▶ _EXERCISE BRIEF_: Pick out each line containing the string "true".

▶ _ENTRIES SUPPLIED_:

-=-=-

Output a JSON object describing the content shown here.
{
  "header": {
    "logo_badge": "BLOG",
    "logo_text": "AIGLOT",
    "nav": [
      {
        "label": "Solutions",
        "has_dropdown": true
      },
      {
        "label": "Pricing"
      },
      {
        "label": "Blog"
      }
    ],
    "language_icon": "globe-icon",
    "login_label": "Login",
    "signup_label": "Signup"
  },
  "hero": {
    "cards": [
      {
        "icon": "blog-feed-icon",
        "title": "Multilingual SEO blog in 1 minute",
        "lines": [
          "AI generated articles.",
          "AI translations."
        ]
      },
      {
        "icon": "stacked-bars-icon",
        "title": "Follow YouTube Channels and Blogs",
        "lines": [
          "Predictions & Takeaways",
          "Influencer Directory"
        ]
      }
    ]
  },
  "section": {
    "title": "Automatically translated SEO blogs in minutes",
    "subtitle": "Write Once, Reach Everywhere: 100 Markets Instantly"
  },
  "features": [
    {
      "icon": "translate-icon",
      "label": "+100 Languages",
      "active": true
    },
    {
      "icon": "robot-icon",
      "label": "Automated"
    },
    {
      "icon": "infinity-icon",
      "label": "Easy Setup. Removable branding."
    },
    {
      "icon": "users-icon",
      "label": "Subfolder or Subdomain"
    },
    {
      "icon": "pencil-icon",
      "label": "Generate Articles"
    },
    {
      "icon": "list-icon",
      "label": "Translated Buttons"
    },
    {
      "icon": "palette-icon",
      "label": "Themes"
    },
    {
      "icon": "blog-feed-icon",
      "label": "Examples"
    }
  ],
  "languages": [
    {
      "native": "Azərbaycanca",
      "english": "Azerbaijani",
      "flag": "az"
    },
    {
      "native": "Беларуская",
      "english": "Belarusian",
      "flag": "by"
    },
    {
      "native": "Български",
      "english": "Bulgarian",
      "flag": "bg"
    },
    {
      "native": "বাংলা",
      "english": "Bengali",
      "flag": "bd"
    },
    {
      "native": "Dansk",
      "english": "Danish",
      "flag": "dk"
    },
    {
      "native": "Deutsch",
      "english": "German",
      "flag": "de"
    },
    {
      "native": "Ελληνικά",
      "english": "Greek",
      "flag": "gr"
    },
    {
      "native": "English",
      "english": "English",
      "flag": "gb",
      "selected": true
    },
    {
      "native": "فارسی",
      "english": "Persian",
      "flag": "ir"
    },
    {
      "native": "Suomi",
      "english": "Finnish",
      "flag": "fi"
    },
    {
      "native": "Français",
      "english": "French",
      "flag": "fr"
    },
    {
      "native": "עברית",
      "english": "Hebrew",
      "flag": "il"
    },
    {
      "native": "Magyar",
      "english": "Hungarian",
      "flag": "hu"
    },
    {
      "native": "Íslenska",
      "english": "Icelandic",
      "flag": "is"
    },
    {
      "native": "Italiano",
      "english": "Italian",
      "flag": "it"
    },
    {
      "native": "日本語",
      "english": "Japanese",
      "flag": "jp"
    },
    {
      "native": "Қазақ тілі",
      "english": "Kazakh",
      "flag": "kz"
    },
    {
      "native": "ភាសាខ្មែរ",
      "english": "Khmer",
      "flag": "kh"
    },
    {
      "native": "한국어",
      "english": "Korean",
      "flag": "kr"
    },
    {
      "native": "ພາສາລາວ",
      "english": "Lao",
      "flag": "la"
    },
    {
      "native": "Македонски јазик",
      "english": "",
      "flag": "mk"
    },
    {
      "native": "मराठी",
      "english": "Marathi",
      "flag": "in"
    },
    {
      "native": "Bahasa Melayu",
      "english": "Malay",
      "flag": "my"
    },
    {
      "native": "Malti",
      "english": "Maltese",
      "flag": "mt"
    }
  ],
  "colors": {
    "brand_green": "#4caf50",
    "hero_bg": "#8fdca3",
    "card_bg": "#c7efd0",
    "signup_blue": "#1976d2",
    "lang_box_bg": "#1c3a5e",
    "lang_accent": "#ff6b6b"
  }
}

-=-=-

▶ _SOLUTION FOR THIS TASK_:
        "has_dropdown": true
      "active": true
      "selected": true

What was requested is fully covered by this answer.